Stored items:
┄┄┄┄┄┄┄┄┄┄

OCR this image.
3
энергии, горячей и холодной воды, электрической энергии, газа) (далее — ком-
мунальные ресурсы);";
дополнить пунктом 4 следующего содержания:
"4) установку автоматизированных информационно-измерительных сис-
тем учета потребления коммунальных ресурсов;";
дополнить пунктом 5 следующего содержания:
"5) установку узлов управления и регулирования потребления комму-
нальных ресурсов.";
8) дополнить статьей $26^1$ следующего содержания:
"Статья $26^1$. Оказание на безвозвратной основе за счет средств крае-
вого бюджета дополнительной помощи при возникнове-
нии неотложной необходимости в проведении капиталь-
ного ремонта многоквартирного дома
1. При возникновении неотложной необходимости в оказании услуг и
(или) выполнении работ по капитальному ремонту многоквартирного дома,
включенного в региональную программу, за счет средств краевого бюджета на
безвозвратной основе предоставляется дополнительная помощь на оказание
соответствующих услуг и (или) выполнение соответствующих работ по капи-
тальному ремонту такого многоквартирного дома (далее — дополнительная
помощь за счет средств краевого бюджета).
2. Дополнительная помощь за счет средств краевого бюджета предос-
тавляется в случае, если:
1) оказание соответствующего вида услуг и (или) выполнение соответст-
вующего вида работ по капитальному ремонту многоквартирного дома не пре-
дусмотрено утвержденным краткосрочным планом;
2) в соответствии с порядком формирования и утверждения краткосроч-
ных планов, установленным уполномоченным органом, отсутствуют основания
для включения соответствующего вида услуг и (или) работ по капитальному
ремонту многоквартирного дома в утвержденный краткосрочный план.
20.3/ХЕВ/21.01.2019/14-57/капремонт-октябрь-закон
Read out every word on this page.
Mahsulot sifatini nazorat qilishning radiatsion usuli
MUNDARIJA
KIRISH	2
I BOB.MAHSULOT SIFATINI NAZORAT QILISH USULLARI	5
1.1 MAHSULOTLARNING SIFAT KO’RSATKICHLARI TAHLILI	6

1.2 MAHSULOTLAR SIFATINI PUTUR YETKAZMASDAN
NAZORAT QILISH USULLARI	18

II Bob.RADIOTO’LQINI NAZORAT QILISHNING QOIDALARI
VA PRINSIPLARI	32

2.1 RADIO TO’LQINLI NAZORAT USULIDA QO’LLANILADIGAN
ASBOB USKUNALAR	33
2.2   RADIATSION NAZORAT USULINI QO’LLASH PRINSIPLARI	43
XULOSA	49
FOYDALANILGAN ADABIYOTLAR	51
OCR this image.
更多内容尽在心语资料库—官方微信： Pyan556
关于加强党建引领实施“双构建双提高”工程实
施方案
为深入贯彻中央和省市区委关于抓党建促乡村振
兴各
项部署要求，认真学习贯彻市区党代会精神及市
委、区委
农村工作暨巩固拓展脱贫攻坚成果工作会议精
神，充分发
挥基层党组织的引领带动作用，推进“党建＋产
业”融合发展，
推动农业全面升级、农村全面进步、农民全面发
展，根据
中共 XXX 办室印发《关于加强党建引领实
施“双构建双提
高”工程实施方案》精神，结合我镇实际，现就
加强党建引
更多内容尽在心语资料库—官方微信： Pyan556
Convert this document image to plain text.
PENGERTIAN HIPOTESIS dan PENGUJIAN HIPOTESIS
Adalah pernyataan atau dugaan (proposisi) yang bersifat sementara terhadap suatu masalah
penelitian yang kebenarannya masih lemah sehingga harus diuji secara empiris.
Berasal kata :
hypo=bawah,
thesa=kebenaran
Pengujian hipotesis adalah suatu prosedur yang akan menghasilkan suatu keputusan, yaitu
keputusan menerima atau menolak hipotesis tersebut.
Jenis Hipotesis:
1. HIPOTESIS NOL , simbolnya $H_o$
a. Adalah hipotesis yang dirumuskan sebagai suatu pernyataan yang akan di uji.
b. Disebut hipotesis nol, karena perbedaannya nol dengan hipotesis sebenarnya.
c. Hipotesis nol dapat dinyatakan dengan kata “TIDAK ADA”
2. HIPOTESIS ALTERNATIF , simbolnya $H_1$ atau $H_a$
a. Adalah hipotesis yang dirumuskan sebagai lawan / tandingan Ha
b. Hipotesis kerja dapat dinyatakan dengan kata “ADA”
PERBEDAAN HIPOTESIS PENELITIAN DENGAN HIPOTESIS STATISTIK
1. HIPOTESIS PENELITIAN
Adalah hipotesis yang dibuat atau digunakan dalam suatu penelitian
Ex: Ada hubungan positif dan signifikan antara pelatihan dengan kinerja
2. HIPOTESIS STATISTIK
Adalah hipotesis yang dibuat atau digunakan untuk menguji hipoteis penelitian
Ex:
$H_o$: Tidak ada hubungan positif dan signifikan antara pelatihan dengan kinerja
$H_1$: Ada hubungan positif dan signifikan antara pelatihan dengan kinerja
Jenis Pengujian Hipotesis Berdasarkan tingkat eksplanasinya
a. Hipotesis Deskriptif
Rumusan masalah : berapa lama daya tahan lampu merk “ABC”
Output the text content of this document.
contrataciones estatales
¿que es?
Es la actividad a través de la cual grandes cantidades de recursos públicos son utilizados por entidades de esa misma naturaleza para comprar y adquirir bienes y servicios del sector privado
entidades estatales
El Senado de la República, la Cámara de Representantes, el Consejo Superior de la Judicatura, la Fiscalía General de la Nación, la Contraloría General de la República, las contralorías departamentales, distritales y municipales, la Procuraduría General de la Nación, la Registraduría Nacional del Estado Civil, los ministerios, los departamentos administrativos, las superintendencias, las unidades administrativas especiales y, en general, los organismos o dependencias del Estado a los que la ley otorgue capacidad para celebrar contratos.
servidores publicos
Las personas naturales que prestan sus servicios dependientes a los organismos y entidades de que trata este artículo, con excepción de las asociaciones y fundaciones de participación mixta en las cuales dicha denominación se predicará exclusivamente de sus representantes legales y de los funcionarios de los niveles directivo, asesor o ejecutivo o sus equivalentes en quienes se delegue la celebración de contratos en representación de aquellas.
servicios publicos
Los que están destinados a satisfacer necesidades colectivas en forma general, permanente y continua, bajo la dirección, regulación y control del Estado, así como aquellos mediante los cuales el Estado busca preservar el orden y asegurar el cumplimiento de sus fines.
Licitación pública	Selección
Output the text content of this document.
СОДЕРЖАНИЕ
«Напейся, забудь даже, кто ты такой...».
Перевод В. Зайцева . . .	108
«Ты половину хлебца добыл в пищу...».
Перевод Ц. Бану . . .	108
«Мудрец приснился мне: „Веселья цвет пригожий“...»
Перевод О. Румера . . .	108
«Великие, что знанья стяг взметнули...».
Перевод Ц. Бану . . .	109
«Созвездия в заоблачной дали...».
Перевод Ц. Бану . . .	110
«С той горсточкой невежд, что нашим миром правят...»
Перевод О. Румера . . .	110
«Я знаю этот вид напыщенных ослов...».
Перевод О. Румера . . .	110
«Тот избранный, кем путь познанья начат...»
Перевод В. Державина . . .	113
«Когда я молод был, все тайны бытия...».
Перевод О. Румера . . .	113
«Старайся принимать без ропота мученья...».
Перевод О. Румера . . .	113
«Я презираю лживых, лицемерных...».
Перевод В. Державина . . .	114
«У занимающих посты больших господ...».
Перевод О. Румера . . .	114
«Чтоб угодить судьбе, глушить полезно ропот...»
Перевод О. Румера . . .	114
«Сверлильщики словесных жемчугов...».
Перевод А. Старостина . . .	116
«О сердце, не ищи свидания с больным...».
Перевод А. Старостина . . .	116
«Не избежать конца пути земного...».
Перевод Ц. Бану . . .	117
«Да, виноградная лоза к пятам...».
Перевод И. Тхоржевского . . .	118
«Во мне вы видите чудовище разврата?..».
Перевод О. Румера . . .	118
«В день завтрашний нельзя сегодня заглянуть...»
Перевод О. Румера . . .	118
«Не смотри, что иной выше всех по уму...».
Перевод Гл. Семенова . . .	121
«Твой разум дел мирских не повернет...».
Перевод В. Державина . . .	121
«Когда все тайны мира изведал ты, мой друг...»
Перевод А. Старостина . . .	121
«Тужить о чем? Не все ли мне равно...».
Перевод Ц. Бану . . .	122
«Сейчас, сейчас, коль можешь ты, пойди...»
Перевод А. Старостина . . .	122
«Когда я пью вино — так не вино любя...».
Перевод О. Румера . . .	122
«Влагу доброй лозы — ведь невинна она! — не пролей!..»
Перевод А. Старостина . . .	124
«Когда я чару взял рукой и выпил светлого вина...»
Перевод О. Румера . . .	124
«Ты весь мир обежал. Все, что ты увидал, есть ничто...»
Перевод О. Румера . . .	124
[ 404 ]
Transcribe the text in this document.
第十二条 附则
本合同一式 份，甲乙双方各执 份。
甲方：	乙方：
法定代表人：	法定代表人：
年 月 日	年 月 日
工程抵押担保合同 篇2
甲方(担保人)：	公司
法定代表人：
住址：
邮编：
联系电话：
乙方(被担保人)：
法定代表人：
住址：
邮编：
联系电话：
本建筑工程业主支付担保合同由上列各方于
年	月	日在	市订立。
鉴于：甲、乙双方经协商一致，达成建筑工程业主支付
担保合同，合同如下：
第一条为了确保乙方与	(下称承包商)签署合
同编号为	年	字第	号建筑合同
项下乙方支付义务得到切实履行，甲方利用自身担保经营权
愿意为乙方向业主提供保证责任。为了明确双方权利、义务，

┄┄┄┄┄┄┄┄┄┄

- **Task description**
Scan the material above for the string "kata" and return the lines that hold it.

- **Exercise answer**
Berasal kata :
c. Hipotesis nol dapat dinyatakan dengan kata “TIDAK ADA”
b. Hipotesis kerja dapat dinyatakan dengan kata “ADA”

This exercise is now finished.